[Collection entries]

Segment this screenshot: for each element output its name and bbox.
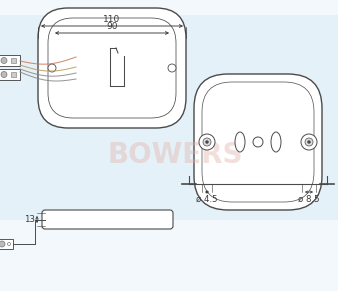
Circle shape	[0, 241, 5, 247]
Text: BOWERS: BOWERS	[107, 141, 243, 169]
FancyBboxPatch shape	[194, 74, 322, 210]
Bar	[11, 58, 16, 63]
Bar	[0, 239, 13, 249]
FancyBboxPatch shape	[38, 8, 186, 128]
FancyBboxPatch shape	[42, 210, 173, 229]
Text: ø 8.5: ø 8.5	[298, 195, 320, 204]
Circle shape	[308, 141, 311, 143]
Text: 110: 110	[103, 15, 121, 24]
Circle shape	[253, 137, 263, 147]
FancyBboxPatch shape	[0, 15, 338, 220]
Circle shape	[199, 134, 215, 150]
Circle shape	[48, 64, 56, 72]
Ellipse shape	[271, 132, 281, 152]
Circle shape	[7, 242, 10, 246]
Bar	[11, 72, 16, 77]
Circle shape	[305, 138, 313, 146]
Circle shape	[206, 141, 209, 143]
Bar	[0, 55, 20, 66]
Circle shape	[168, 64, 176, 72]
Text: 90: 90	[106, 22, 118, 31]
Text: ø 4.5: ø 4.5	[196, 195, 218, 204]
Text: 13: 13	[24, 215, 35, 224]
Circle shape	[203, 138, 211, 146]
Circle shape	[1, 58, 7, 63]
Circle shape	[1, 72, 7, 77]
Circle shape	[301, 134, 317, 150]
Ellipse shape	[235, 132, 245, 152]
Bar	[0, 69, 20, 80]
...
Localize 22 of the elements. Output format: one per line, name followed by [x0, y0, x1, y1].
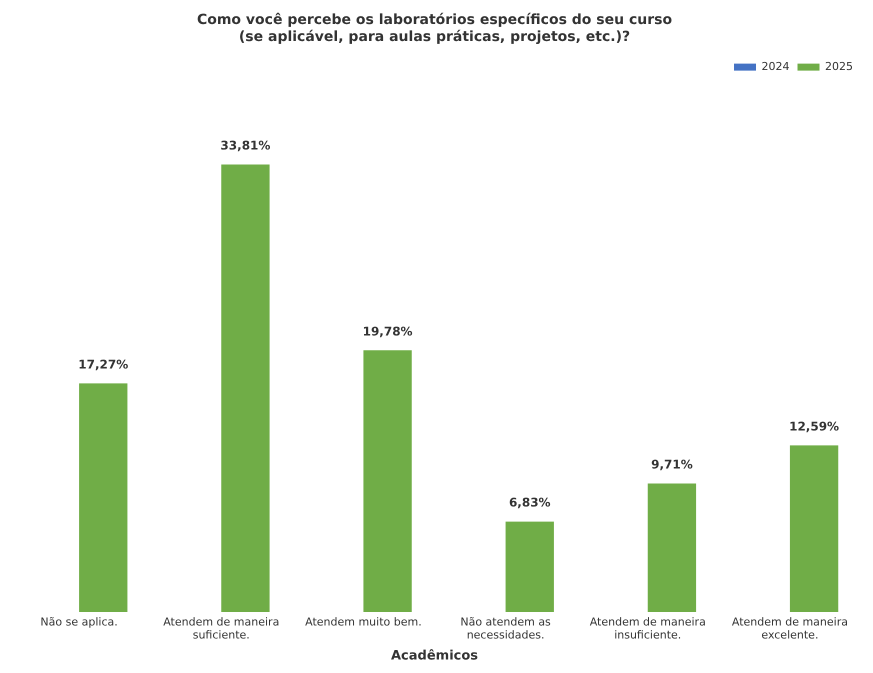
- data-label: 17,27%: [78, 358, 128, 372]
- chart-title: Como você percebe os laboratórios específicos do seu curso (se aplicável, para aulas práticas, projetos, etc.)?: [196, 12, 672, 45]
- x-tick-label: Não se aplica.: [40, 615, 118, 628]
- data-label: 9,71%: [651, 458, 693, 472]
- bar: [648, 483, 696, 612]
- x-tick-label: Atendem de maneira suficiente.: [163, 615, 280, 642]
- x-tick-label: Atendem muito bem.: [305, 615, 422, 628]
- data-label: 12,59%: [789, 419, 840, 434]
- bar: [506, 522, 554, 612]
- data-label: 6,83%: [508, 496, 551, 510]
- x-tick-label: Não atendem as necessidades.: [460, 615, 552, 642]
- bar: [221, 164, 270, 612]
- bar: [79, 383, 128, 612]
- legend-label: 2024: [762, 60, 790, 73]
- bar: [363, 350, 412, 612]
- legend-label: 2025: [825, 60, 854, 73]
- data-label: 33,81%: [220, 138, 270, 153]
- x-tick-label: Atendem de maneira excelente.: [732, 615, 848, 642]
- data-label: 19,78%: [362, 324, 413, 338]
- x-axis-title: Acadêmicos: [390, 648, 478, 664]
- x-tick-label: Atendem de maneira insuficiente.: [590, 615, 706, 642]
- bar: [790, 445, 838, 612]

GIVEN PROBLEM:
Recast everything in the listing from the line containing "241, 5, 247]" down to the line containing "69, 20, 80]" as a JSON list of strings, one string per line. Include both of those lines and leave out any blank lines.

RESPONSE TO THE EXERCISE:
[
  "Circle shape\t[0, 241, 5, 247]",
  "Text: BOWERS: BOWERS\t[107, 141, 243, 169]",
  "FancyBboxPatch shape\t[194, 74, 322, 210]",
  "Bar\t[11, 58, 16, 63]",
  "Bar\t[0, 239, 13, 249]",
  "FancyBboxPatch shape\t[38, 8, 186, 128]",
  "FancyBboxPatch shape\t[42, 210, 173, 229]",
  "Text: ø 8.5: ø 8.5\t[298, 195, 320, 204]",
  "Circle shape\t[308, 141, 311, 143]",
  "Text: 110: 110\t[103, 15, 121, 24]",
  "Circle shape\t[253, 137, 263, 147]",
  "FancyBboxPatch shape\t[0, 15, 338, 220]",
  "Circle shape\t[199, 134, 215, 150]",
  "Circle shape\t[48, 64, 56, 72]",
  "Ellipse shape\t[271, 132, 281, 152]",
  "Circle shape\t[7, 242, 10, 246]",
  "Bar\t[11, 72, 16, 77]",
  "Circle shape\t[305, 138, 313, 146]",
  "Circle shape\t[206, 141, 209, 143]",
  "Bar\t[0, 55, 20, 66]",
  "Circle shape\t[168, 64, 176, 72]",
  "Text: 90: 90\t[106, 22, 118, 31]",
  "Text: ø 4.5: ø 4.5\t[196, 195, 218, 204]",
  "Text: 13: 13\t[24, 215, 35, 224]",
  "Circle shape\t[203, 138, 211, 146]",
  "Circle shape\t[1, 58, 7, 63]",
  "Circle shape\t[1, 72, 7, 77]",
  "Circle shape\t[301, 134, 317, 150]",
  "Ellipse shape\t[235, 132, 245, 152]",
  "Bar\t[0, 69, 20, 80]"
]